Only the pictures are left out: repeat the rest of the entries exactly.

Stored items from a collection

● ● ● ●

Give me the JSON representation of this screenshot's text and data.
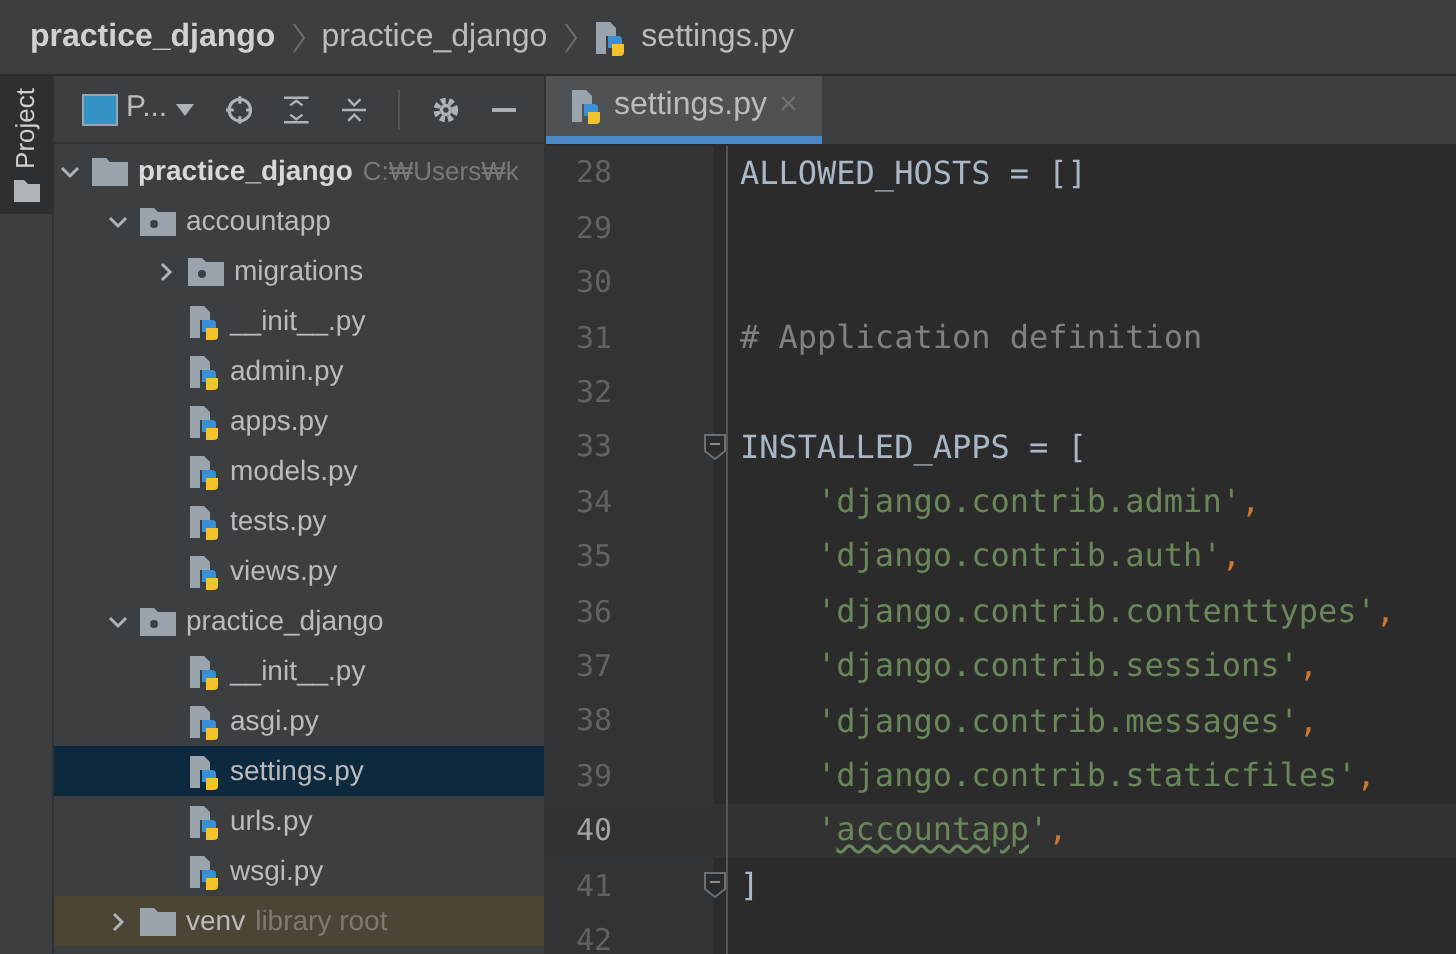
{
  "breadcrumb": [
    {
      "label": "practice_django",
      "kind": "project"
    },
    {
      "label": "practice_django",
      "kind": "folder"
    },
    {
      "label": "settings.py",
      "kind": "python"
    }
  ],
  "tool_strip": {
    "label": "Project"
  },
  "project_toolbar": {
    "view_label": "P..."
  },
  "tree": [
    {
      "label": "practice_django",
      "kind": "folder",
      "bold": true,
      "path": "C:₩Users₩k",
      "expanded": true,
      "selected": false,
      "children": [
        {
          "label": "accountapp",
          "kind": "package",
          "expanded": true,
          "selected": false,
          "children": [
            {
              "label": "migrations",
              "kind": "package",
              "expanded": false,
              "selected": false
            },
            {
              "label": "__init__.py",
              "kind": "python",
              "selected": false
            },
            {
              "label": "admin.py",
              "kind": "python",
              "selected": false
            },
            {
              "label": "apps.py",
              "kind": "python",
              "selected": false
            },
            {
              "label": "models.py",
              "kind": "python",
              "selected": false
            },
            {
              "label": "tests.py",
              "kind": "python",
              "selected": false
            },
            {
              "label": "views.py",
              "kind": "python",
              "selected": false
            }
          ]
        },
        {
          "label": "practice_django",
          "kind": "package",
          "expanded": true,
          "selected": false,
          "children": [
            {
              "label": "__init__.py",
              "kind": "python",
              "selected": false
            },
            {
              "label": "asgi.py",
              "kind": "python",
              "selected": false
            },
            {
              "label": "settings.py",
              "kind": "python",
              "selected": true
            },
            {
              "label": "urls.py",
              "kind": "python",
              "selected": false
            },
            {
              "label": "wsgi.py",
              "kind": "python",
              "selected": false
            }
          ]
        },
        {
          "label": "venv",
          "kind": "library",
          "note": "library root",
          "expanded": false,
          "selected": false
        }
      ]
    }
  ],
  "editor_tabs": [
    {
      "label": "settings.py",
      "selected": true,
      "close": "×"
    }
  ],
  "code_lines": [
    {
      "number": "28",
      "current": false,
      "fold": false,
      "tokens": [
        {
          "kind": "name",
          "text": "ALLOWED_HOSTS = []"
        }
      ]
    },
    {
      "number": "29",
      "current": false,
      "fold": false
    },
    {
      "number": "30",
      "current": false,
      "fold": false
    },
    {
      "number": "31",
      "current": false,
      "fold": false,
      "tokens": [
        {
          "kind": "comment",
          "text": "# Application definition"
        }
      ]
    },
    {
      "number": "32",
      "current": false,
      "fold": false
    },
    {
      "number": "33",
      "current": false,
      "fold": true,
      "tokens": [
        {
          "kind": "name",
          "text": "INSTALLED_APPS = ["
        }
      ]
    },
    {
      "number": "34",
      "current": false,
      "fold": false,
      "tokens": [
        {
          "kind": "string",
          "text": "    'django.contrib.admin'"
        },
        {
          "kind": "comma",
          "text": ","
        }
      ]
    },
    {
      "number": "35",
      "current": false,
      "fold": false,
      "tokens": [
        {
          "kind": "string",
          "text": "    'django.contrib.auth'"
        },
        {
          "kind": "comma",
          "text": ","
        }
      ]
    },
    {
      "number": "36",
      "current": false,
      "fold": false,
      "tokens": [
        {
          "kind": "string",
          "text": "    'django.contrib.contenttypes'"
        },
        {
          "kind": "comma",
          "text": ","
        }
      ]
    },
    {
      "number": "37",
      "current": false,
      "fold": false,
      "tokens": [
        {
          "kind": "string",
          "text": "    'django.contrib.sessions'"
        },
        {
          "kind": "comma",
          "text": ","
        }
      ]
    },
    {
      "number": "38",
      "current": false,
      "fold": false,
      "tokens": [
        {
          "kind": "string",
          "text": "    'django.contrib.messages'"
        },
        {
          "kind": "comma",
          "text": ","
        }
      ]
    },
    {
      "number": "39",
      "current": false,
      "fold": false,
      "tokens": [
        {
          "kind": "string",
          "text": "    'django.contrib.staticfiles'"
        },
        {
          "kind": "comma",
          "text": ","
        }
      ]
    },
    {
      "number": "40",
      "current": true,
      "fold": false,
      "tokens": [
        {
          "kind": "string",
          "text": "    '"
        },
        {
          "kind": "typo",
          "text": "accountapp"
        },
        {
          "kind": "string",
          "text": "'"
        },
        {
          "kind": "comma",
          "text": ","
        }
      ]
    },
    {
      "number": "41",
      "current": false,
      "fold": true,
      "tokens": [
        {
          "kind": "name",
          "text": "]"
        }
      ]
    },
    {
      "number": "42",
      "current": false,
      "fold": false
    }
  ]
}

● ● ● ●

**Worked answer**.
Give me the JSON representation of this screenshot's text and data.
{
  "breadcrumb": [
    {
      "label": "practice_django",
      "kind": "project"
    },
    {
      "label": "practice_django",
      "kind": "folder"
    },
    {
      "label": "settings.py",
      "kind": "python"
    }
  ],
  "tool_strip": {
    "label": "Project"
  },
  "project_toolbar": {
    "view_label": "P..."
  },
  "tree": [
    {
      "label": "practice_django",
      "kind": "folder",
      "bold": true,
      "path": "C:₩Users₩k",
      "expanded": true,
      "selected": false,
      "children": [
        {
          "label": "accountapp",
          "kind": "package",
          "expanded": true,
          "selected": false,
          "children": [
            {
              "label": "migrations",
              "kind": "package",
              "expanded": false,
              "selected": false
            },
            {
              "label": "__init__.py",
              "kind": "python",
              "selected": false
            },
            {
              "label": "admin.py",
              "kind": "python",
              "selected": false
            },
            {
              "label": "apps.py",
              "kind": "python",
              "selected": false
            },
            {
              "label": "models.py",
              "kind": "python",
              "selected": false
            },
            {
              "label": "tests.py",
              "kind": "python",
              "selected": false
            },
            {
              "label": "views.py",
              "kind": "python",
              "selected": false
            }
          ]
        },
        {
          "label": "practice_django",
          "kind": "package",
          "expanded": true,
          "selected": false,
          "children": [
            {
              "label": "__init__.py",
              "kind": "python",
              "selected": false
            },
            {
              "label": "asgi.py",
              "kind": "python",
              "selected": false
            },
            {
              "label": "settings.py",
              "kind": "python",
              "selected": true
            },
            {
              "label": "urls.py",
              "kind": "python",
              "selected": false
            },
            {
              "label": "wsgi.py",
              "kind": "python",
              "selected": false
            }
          ]
        },
        {
          "label": "venv",
          "kind": "library",
          "note": "library root",
          "expanded": false,
          "selected": false
        }
      ]
    }
  ],
  "editor_tabs": [
    {
      "label": "settings.py",
      "selected": true,
      "close": "×"
    }
  ],
  "code_lines": [
    {
      "number": "28",
      "current": false,
      "fold": false,
      "tokens": [
        {
          "kind": "name",
          "text": "ALLOWED_HOSTS = []"
        }
      ]
    },
    {
      "number": "29",
      "current": false,
      "fold": false
    },
    {
      "number": "30",
      "current": false,
      "fold": false
    },
    {
      "number": "31",
      "current": false,
      "fold": false,
      "tokens": [
        {
          "kind": "comment",
          "text": "# Application definition"
        }
      ]
    },
    {
      "number": "32",
      "current": false,
      "fold": false
    },
    {
      "number": "33",
      "current": false,
      "fold": true,
      "tokens": [
        {
          "kind": "name",
          "text": "INSTALLED_APPS = ["
        }
      ]
    },
    {
      "number": "34",
      "current": false,
      "fold": false,
      "tokens": [
        {
          "kind": "string",
          "text": "    'django.contrib.admin'"
        },
        {
          "kind": "comma",
          "text": ","
        }
      ]
    },
    {
      "number": "35",
      "current": false,
      "fold": false,
      "tokens": [
        {
          "kind": "string",
          "text": "    'django.contrib.auth'"
        },
        {
          "kind": "comma",
          "text": ","
        }
      ]
    },
    {
      "number": "36",
      "current": false,
      "fold": false,
      "tokens": [
        {
          "kind": "string",
          "text": "    'django.contrib.contenttypes'"
        },
        {
          "kind": "comma",
          "text": ","
        }
      ]
    },
    {
      "number": "37",
      "current": false,
      "fold": false,
      "tokens": [
        {
          "kind": "string",
          "text": "    'django.contrib.sessions'"
        },
        {
          "kind": "comma",
          "text": ","
        }
      ]
    },
    {
      "number": "38",
      "current": false,
      "fold": false,
      "tokens": [
        {
          "kind": "string",
          "text": "    'django.contrib.messages'"
        },
        {
          "kind": "comma",
          "text": ","
        }
      ]
    },
    {
      "number": "39",
      "current": false,
      "fold": false,
      "tokens": [
        {
          "kind": "string",
          "text": "    'django.contrib.staticfiles'"
        },
        {
          "kind": "comma",
          "text": ","
        }
      ]
    },
    {
      "number": "40",
      "current": true,
      "fold": false,
      "tokens": [
        {
          "kind": "string",
          "text": "    '"
        },
        {
          "kind": "typo",
          "text": "accountapp"
        },
        {
          "kind": "string",
          "text": "'"
        },
        {
          "kind": "comma",
          "text": ","
        }
      ]
    },
    {
      "number": "41",
      "current": false,
      "fold": true,
      "tokens": [
        {
          "kind": "name",
          "text": "]"
        }
      ]
    },
    {
      "number": "42",
      "current": false,
      "fold": false
    }
  ]
}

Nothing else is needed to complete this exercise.